SEZIONE DEL DOCUMENTO →
▬▬▬▬▬▬

Quella luce che tocca il mondo
Ninny Di Stefano Busà
Partiamo
subito da una affermazione e cioè che questo libro ha una sua logica ed una sua
unità nel porsi come raccolta poetica di stampo filosofico- esistenziale
attorno ai contenuti vitali e che non ha velleità comunque di risposte
dottrinali ma bensì reiterate esplorazioni tra stagioni di luce, presenze e
consapevolezze di assenze, esili, silenzi. Vuole essere quotidiano resoconto di
un vivere tra considerazioni amare e ritorni edenici onde illuminare il
significato dell’esistere, condotto con estrema spoliazione di sé e coscienza
dei limiti umani. Rappresenta pertanto uno scavo profondo sul percorso e sul
mistero della nostra vita.
Basterebbe,
del resto, dare soltanto una rapida scorsa ai titoli delle singole opere per
rendersi conto dell’intento creativo dell’autrice.

▬▬▬▬▬▬

DATI RACCOLTI →
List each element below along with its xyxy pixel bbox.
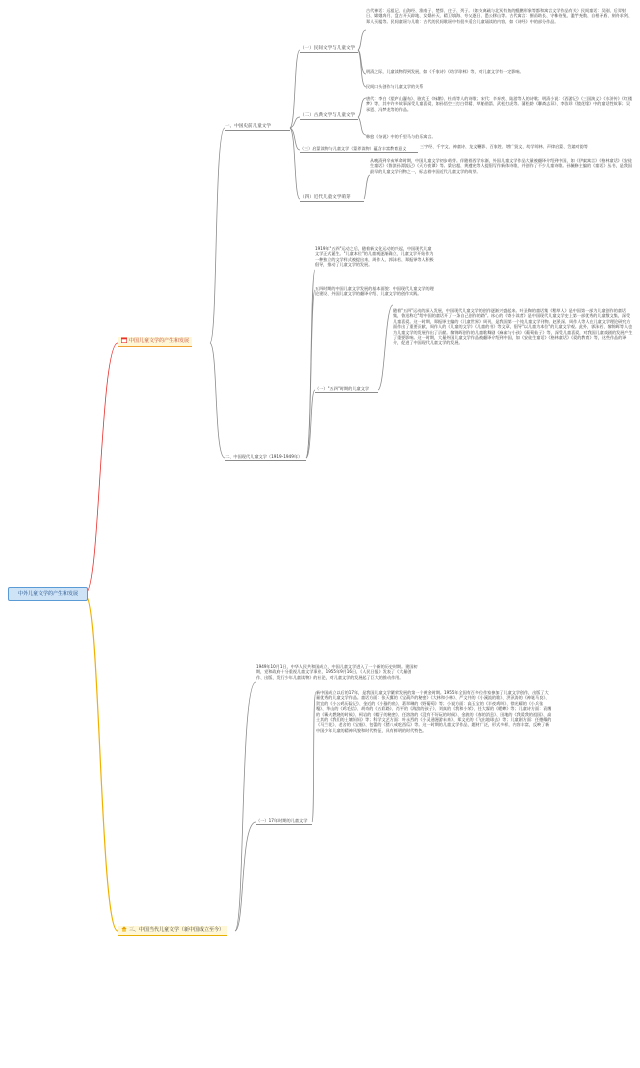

▬▬▬▬▬▬

CONSEGNA →
Ricopia alla lettera il brano del testo sulla raccolta poetica che parte dalle parole "Quella luce che" e si chiude dopo "della nostra vita.".

SOLUZIONE →
Quella luce che tocca il mondo
Ninny Di Stefano Busà
Partiamo
subito da una affermazione e cioè che questo libro ha una sua logica ed una sua
unità nel porsi come raccolta poetica di stampo filosofico- esistenziale
attorno ai contenuti vitali e che non ha velleità comunque di risposte
dottrinali ma bensì reiterate esplorazioni tra stagioni di luce, presenze e
consapevolezze di assenze, esili, silenzi. Vuole essere quotidiano resoconto di
un vivere tra considerazioni amare e ritorni edenici onde illuminare il
significato dell’esistere, condotto con estrema spoliazione di sé e coscienza
dei limiti umani. Rappresenta pertanto uno scavo profondo sul percorso e sul
mistero della nostra vita.